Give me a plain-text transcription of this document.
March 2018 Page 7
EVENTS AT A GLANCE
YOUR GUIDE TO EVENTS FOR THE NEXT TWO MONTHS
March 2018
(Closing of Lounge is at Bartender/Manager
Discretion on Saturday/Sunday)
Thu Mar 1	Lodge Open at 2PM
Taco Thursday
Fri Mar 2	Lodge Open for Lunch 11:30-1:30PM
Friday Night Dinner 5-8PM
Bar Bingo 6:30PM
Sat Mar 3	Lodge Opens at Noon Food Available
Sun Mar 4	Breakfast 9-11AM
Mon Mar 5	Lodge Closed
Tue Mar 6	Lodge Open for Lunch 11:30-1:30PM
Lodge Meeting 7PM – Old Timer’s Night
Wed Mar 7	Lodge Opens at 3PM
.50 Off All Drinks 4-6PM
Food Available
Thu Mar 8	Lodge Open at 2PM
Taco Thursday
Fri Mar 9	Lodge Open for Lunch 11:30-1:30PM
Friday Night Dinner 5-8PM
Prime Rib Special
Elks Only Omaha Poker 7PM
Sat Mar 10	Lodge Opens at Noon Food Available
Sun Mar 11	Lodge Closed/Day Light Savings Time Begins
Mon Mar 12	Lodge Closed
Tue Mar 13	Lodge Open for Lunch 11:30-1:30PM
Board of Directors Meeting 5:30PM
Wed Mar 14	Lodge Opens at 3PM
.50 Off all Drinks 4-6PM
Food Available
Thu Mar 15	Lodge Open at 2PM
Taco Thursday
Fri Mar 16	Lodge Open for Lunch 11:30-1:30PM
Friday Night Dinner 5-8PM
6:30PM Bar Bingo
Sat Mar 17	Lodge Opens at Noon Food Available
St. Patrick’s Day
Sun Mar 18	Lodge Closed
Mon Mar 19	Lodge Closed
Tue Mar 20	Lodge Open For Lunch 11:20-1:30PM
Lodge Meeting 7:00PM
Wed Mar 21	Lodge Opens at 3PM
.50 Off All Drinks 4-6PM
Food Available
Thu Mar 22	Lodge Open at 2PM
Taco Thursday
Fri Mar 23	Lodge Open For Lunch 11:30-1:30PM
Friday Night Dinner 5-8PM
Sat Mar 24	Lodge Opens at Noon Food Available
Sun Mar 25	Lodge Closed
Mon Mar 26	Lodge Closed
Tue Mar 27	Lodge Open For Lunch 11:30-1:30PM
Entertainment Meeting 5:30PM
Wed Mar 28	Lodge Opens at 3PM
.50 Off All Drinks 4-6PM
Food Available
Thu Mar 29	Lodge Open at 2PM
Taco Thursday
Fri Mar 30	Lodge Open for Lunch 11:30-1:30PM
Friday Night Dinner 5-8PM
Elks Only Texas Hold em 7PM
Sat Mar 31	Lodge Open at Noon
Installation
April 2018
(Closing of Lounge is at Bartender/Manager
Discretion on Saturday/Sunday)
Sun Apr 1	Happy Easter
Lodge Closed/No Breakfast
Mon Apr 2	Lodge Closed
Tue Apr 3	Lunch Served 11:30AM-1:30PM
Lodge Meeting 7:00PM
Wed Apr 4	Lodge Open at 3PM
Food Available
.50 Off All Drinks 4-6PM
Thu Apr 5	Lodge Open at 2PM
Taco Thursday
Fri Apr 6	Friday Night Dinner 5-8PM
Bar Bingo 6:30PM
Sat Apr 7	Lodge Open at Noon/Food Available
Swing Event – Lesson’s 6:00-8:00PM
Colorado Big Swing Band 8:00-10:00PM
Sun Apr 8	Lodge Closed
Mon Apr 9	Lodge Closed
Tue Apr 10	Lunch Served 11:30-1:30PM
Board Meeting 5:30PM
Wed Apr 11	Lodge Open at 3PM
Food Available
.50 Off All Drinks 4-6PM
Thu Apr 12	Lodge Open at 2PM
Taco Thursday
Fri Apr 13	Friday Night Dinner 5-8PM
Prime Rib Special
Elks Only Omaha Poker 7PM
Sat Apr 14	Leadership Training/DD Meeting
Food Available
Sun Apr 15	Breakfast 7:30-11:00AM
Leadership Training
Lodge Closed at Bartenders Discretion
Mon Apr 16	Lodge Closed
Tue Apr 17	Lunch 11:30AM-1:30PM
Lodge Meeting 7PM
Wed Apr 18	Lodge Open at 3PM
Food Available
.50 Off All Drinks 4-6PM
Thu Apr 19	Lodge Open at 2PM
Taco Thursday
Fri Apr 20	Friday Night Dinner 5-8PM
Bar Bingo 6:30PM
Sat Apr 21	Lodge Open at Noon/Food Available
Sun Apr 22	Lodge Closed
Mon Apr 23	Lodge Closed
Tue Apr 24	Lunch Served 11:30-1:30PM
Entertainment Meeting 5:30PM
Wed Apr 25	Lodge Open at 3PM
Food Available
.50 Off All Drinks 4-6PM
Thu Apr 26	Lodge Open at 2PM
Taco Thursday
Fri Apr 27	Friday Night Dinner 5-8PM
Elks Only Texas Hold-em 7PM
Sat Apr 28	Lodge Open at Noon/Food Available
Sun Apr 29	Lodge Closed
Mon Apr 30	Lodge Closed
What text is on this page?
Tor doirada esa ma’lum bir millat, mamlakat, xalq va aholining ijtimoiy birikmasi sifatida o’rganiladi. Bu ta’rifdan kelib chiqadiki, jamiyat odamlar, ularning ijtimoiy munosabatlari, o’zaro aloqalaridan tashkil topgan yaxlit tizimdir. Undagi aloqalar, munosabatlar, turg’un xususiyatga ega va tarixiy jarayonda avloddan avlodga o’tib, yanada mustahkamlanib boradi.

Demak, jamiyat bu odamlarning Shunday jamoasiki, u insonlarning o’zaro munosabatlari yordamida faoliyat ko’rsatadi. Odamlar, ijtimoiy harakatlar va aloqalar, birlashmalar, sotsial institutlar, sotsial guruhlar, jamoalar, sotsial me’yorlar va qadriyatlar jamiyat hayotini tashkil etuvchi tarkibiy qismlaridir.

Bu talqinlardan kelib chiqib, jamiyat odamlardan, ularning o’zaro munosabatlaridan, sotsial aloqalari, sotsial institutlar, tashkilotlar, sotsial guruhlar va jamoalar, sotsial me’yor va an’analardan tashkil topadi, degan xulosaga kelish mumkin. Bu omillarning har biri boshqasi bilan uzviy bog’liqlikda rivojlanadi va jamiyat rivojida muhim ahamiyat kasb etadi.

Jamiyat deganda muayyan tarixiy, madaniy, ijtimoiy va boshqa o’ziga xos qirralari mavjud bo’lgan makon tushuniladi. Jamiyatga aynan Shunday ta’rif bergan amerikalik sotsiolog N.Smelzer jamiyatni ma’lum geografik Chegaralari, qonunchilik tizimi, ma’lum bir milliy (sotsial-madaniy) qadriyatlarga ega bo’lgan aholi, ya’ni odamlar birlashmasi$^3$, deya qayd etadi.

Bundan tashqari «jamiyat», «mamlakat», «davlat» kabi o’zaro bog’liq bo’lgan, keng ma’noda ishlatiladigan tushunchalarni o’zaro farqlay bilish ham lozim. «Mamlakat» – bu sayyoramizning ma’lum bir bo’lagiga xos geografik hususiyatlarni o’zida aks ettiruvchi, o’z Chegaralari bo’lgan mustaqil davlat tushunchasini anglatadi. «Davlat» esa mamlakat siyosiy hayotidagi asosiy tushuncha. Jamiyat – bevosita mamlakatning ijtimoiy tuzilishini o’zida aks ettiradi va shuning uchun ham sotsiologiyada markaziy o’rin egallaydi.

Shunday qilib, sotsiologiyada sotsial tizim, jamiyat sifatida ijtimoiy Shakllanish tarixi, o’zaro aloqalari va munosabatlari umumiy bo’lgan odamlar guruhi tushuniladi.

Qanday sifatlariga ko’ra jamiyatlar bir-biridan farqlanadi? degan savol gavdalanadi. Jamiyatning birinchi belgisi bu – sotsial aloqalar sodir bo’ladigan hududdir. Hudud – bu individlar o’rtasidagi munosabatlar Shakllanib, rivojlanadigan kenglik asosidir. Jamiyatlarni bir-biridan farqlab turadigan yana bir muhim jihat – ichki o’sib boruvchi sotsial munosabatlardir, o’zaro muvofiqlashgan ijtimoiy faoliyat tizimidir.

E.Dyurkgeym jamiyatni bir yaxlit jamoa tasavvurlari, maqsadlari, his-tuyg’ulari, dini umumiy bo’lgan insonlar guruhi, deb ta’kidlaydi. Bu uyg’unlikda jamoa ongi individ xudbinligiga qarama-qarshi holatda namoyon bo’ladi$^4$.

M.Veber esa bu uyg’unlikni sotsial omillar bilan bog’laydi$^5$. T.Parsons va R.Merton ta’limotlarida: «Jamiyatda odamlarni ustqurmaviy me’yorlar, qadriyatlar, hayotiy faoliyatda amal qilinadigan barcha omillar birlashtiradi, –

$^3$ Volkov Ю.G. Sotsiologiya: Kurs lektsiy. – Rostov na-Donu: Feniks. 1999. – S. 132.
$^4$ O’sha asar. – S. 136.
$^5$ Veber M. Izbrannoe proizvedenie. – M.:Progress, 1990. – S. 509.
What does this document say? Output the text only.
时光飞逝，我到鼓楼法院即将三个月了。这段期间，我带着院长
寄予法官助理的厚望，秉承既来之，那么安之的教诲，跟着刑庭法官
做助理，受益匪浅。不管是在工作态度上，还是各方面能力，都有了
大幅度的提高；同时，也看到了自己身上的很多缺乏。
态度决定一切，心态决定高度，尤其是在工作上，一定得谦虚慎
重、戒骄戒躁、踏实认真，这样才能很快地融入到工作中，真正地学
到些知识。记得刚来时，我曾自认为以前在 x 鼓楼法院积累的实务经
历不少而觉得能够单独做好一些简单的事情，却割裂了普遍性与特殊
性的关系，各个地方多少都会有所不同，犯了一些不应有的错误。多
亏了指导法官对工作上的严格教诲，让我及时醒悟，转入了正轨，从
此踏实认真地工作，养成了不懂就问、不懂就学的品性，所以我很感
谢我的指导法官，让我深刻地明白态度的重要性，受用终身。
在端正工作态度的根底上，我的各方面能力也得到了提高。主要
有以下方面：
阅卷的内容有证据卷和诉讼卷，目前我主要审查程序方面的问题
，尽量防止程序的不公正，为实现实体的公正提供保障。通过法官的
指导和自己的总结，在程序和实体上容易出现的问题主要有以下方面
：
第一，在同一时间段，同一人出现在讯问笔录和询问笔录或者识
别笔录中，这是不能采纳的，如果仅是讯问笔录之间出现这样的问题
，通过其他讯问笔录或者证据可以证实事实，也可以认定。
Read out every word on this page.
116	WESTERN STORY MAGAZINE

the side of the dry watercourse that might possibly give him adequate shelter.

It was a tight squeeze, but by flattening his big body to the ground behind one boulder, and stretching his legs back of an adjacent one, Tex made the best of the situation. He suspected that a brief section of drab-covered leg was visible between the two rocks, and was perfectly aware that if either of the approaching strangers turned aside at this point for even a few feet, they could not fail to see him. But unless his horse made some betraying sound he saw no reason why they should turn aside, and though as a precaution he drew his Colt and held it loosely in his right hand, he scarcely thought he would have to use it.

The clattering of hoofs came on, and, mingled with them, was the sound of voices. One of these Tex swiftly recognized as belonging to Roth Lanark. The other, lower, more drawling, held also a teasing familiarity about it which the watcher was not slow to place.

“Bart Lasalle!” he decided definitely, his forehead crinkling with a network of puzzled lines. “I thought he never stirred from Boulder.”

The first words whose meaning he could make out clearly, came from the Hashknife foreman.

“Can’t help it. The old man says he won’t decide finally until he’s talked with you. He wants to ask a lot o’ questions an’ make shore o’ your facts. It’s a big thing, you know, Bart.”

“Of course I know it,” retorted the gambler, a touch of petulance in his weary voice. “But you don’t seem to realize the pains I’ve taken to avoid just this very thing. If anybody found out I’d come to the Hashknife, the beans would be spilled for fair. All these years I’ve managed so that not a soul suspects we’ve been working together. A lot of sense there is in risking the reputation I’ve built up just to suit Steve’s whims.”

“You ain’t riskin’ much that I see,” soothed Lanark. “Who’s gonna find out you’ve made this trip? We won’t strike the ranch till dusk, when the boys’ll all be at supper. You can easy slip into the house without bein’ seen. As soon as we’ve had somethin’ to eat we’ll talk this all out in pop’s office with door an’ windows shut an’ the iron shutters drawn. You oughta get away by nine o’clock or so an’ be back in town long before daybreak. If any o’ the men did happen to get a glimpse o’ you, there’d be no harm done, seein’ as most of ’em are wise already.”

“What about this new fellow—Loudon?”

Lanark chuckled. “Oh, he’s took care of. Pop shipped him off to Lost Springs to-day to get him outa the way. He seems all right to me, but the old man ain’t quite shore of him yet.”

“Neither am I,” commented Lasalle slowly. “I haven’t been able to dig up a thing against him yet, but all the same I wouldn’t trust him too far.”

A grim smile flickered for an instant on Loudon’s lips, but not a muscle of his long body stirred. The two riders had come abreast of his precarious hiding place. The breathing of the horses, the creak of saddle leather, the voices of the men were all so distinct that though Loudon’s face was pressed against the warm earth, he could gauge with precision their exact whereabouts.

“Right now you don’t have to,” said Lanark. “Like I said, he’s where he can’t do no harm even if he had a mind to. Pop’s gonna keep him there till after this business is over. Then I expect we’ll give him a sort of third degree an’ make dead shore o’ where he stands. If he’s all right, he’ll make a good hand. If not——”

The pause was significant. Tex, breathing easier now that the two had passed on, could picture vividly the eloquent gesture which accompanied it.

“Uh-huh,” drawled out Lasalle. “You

- - -

Copy out each line in the preceding records that contains "ularning".

Tor doirada esa ma’lum bir millat, mamlakat, xalq va aholining ijtimoiy birikmasi sifatida o’rganiladi. Bu ta’rifdan kelib chiqadiki, jamiyat odamlar, ularning ijtimoiy munosabatlari, o’zaro aloqalaridan tashkil topgan yaxlit tizimdir. Undagi aloqalar, munosabatlar, turg’un xususiyatga ega va tarixiy jarayonda avloddan avlodga o’tib, yanada mustahkamlanib boradi.
Bu talqinlardan kelib chiqib, jamiyat odamlardan, ularning o’zaro munosabatlaridan, sotsial aloqalari, sotsial institutlar, tashkilotlar, sotsial guruhlar va jamoalar, sotsial me’yor va an’analardan tashkil topadi, degan xulosaga kelish mumkin. Bu omillarning har biri boshqasi bilan uzviy bog’liqlikda rivojlanadi va jamiyat rivojida muhim ahamiyat kasb etadi.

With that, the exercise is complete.